Instructions for the task. Please give the listing again, word for word, with nothing left out.

Exercise data.
*****

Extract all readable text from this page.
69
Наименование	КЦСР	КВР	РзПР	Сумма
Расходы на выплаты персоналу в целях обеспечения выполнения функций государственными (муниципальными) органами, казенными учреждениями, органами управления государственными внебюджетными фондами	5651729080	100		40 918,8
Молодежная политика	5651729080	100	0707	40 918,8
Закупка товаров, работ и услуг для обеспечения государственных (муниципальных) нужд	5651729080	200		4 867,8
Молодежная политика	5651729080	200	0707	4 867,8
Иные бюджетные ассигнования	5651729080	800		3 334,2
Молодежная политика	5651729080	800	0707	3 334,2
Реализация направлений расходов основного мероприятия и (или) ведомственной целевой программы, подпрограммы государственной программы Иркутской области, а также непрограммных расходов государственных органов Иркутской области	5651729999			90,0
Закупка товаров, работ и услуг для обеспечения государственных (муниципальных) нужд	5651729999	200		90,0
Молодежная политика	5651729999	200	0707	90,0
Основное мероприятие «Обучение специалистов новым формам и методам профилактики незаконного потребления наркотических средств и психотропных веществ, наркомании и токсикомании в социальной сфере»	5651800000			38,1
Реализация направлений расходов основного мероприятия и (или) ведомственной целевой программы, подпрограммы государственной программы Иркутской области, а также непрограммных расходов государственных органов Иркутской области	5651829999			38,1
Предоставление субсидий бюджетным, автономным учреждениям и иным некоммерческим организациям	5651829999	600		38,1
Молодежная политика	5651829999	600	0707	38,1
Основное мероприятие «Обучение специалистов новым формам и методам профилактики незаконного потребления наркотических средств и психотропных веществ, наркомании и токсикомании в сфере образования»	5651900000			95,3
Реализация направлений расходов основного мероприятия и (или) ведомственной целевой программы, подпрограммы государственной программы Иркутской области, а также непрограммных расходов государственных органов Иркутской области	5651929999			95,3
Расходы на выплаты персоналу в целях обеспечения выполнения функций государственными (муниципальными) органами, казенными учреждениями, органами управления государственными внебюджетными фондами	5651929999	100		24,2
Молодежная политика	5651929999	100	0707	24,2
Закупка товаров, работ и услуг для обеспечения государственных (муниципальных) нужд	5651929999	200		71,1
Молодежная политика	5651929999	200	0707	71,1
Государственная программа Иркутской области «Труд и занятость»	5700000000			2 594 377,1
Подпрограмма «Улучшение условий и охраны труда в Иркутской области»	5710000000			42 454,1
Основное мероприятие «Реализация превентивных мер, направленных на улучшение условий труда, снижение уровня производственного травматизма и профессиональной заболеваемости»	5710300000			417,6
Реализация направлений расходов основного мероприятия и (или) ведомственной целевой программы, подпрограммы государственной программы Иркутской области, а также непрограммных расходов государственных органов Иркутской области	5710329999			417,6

*****

Result.
Extract all readable text from this page.
69
Наименование	КЦСР	КВР	РзПР	Сумма
Расходы на выплаты персоналу в целях обеспечения выполнения функций государственными (муниципальными) органами, казенными учреждениями, органами управления государственными внебюджетными фондами	5651729080	100		40 918,8
Молодежная политика	5651729080	100	0707	40 918,8
Закупка товаров, работ и услуг для обеспечения государственных (муниципальных) нужд	5651729080	200		4 867,8
Молодежная политика	5651729080	200	0707	4 867,8
Иные бюджетные ассигнования	5651729080	800		3 334,2
Молодежная политика	5651729080	800	0707	3 334,2
Реализация направлений расходов основного мероприятия и (или) ведомственной целевой программы, подпрограммы государственной программы Иркутской области, а также непрограммных расходов государственных органов Иркутской области	5651729999			90,0
Закупка товаров, работ и услуг для обеспечения государственных (муниципальных) нужд	5651729999	200		90,0
Молодежная политика	5651729999	200	0707	90,0
Основное мероприятие «Обучение специалистов новым формам и методам профилактики незаконного потребления наркотических средств и психотропных веществ, наркомании и токсикомании в социальной сфере»	5651800000			38,1
Реализация направлений расходов основного мероприятия и (или) ведомственной целевой программы, подпрограммы государственной программы Иркутской области, а также непрограммных расходов государственных органов Иркутской области	5651829999			38,1
Предоставление субсидий бюджетным, автономным учреждениям и иным некоммерческим организациям	5651829999	600		38,1
Молодежная политика	5651829999	600	0707	38,1
Основное мероприятие «Обучение специалистов новым формам и методам профилактики незаконного потребления наркотических средств и психотропных веществ, наркомании и токсикомании в сфере образования»	5651900000			95,3
Реализация направлений расходов основного мероприятия и (или) ведомственной целевой программы, подпрограммы государственной программы Иркутской области, а также непрограммных расходов государственных органов Иркутской области	5651929999			95,3
Расходы на выплаты персоналу в целях обеспечения выполнения функций государственными (муниципальными) органами, казенными учреждениями, органами управления государственными внебюджетными фондами	5651929999	100		24,2
Молодежная политика	5651929999	100	0707	24,2
Закупка товаров, работ и услуг для обеспечения государственных (муниципальных) нужд	5651929999	200		71,1
Молодежная политика	5651929999	200	0707	71,1
Государственная программа Иркутской области «Труд и занятость»	5700000000			2 594 377,1
Подпрограмма «Улучшение условий и охраны труда в Иркутской области»	5710000000			42 454,1
Основное мероприятие «Реализация превентивных мер, направленных на улучшение условий труда, снижение уровня производственного травматизма и профессиональной заболеваемости»	5710300000			417,6
Реализация направлений расходов основного мероприятия и (или) ведомственной целевой программы, подпрограммы государственной программы Иркутской области, а также непрограммных расходов государственных органов Иркутской области	5710329999			417,6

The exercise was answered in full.